PROVIDED RECORDS —

+++

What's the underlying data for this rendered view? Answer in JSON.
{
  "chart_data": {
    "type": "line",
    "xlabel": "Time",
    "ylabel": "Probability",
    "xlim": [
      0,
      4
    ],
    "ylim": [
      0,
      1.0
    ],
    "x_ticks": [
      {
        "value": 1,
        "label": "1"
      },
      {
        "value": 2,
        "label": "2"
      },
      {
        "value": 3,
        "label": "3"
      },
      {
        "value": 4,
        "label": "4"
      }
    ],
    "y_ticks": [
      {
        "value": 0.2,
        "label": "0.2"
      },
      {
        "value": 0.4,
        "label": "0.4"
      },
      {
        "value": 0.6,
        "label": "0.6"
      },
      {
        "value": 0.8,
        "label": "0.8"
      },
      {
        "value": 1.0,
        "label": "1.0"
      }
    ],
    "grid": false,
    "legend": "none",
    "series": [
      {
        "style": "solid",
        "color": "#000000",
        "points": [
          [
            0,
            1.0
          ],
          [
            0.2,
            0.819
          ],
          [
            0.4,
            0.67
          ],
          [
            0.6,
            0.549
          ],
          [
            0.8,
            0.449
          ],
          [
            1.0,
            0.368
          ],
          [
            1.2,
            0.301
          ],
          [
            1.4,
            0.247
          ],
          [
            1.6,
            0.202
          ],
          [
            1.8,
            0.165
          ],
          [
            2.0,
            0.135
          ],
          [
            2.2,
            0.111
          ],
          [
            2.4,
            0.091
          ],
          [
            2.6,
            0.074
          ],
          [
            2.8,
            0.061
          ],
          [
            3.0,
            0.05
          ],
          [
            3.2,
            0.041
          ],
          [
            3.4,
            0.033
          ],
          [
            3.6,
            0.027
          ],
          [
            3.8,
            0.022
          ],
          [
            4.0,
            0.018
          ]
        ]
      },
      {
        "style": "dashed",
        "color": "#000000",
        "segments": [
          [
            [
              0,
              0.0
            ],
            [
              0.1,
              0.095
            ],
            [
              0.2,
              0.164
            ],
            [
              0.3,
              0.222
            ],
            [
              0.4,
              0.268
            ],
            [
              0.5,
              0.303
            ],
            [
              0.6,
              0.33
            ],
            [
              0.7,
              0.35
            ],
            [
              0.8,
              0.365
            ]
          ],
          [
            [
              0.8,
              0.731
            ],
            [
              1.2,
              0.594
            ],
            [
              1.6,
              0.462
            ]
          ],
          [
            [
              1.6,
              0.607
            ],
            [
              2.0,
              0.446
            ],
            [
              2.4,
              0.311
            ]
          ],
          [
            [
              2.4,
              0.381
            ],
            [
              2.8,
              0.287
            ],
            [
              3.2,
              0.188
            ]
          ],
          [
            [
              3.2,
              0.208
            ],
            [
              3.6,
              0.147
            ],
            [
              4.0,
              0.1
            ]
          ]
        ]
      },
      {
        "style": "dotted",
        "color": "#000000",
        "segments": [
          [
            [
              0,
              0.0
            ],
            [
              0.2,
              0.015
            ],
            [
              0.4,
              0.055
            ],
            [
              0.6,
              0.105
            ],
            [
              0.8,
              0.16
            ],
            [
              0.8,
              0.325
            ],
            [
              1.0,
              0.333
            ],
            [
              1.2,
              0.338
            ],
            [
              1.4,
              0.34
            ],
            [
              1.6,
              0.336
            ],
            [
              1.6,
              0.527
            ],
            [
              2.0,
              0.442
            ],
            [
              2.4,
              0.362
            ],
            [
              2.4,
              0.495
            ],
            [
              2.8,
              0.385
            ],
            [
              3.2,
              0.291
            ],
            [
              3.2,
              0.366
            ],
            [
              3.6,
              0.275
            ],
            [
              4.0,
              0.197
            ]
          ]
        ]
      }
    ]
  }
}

+++

EXERCISE INSTRUCTIONS — Transcribe the material above word for word.

FINAL RESULT —
What's the underlying data for this rendered view? Answer in JSON.
{
  "chart_data": {
    "type": "line",
    "xlabel": "Time",
    "ylabel": "Probability",
    "xlim": [
      0,
      4
    ],
    "ylim": [
      0,
      1.0
    ],
    "x_ticks": [
      {
        "value": 1,
        "label": "1"
      },
      {
        "value": 2,
        "label": "2"
      },
      {
        "value": 3,
        "label": "3"
      },
      {
        "value": 4,
        "label": "4"
      }
    ],
    "y_ticks": [
      {
        "value": 0.2,
        "label": "0.2"
      },
      {
        "value": 0.4,
        "label": "0.4"
      },
      {
        "value": 0.6,
        "label": "0.6"
      },
      {
        "value": 0.8,
        "label": "0.8"
      },
      {
        "value": 1.0,
        "label": "1.0"
      }
    ],
    "grid": false,
    "legend": "none",
    "series": [
      {
        "style": "solid",
        "color": "#000000",
        "points": [
          [
            0,
            1.0
          ],
          [
            0.2,
            0.819
          ],
          [
            0.4,
            0.67
          ],
          [
            0.6,
            0.549
          ],
          [
            0.8,
            0.449
          ],
          [
            1.0,
            0.368
          ],
          [
            1.2,
            0.301
          ],
          [
            1.4,
            0.247
          ],
          [
            1.6,
            0.202
          ],
          [
            1.8,
            0.165
          ],
          [
            2.0,
            0.135
          ],
          [
            2.2,
            0.111
          ],
          [
            2.4,
            0.091
          ],
          [
            2.6,
            0.074
          ],
          [
            2.8,
            0.061
          ],
          [
            3.0,
            0.05
          ],
          [
            3.2,
            0.041
          ],
          [
            3.4,
            0.033
          ],
          [
            3.6,
            0.027
          ],
          [
            3.8,
            0.022
          ],
          [
            4.0,
            0.018
          ]
        ]
      },
      {
        "style": "dashed",
        "color": "#000000",
        "segments": [
          [
            [
              0,
              0.0
            ],
            [
              0.1,
              0.095
            ],
            [
              0.2,
              0.164
            ],
            [
              0.3,
              0.222
            ],
            [
              0.4,
              0.268
            ],
            [
              0.5,
              0.303
            ],
            [
              0.6,
              0.33
            ],
            [
              0.7,
              0.35
            ],
            [
              0.8,
              0.365
            ]
          ],
          [
            [
              0.8,
              0.731
            ],
            [
              1.2,
              0.594
            ],
            [
              1.6,
              0.462
            ]
          ],
          [
            [
              1.6,
              0.607
            ],
            [
              2.0,
              0.446
            ],
            [
              2.4,
              0.311
            ]
          ],
          [
            [
              2.4,
              0.381
            ],
            [
              2.8,
              0.287
            ],
            [
              3.2,
              0.188
            ]
          ],
          [
            [
              3.2,
              0.208
            ],
            [
              3.6,
              0.147
            ],
            [
              4.0,
              0.1
            ]
          ]
        ]
      },
      {
        "style": "dotted",
        "color": "#000000",
        "segments": [
          [
            [
              0,
              0.0
            ],
            [
              0.2,
              0.015
            ],
            [
              0.4,
              0.055
            ],
            [
              0.6,
              0.105
            ],
            [
              0.8,
              0.16
            ],
            [
              0.8,
              0.325
            ],
            [
              1.0,
              0.333
            ],
            [
              1.2,
              0.338
            ],
            [
              1.4,
              0.34
            ],
            [
              1.6,
              0.336
            ],
            [
              1.6,
              0.527
            ],
            [
              2.0,
              0.442
            ],
            [
              2.4,
              0.362
            ],
            [
              2.4,
              0.495
            ],
            [
              2.8,
              0.385
            ],
            [
              3.2,
              0.291
            ],
            [
              3.2,
              0.366
            ],
            [
              3.6,
              0.275
            ],
            [
              4.0,
              0.197
            ]
          ]
        ]
      }
    ]
  }
}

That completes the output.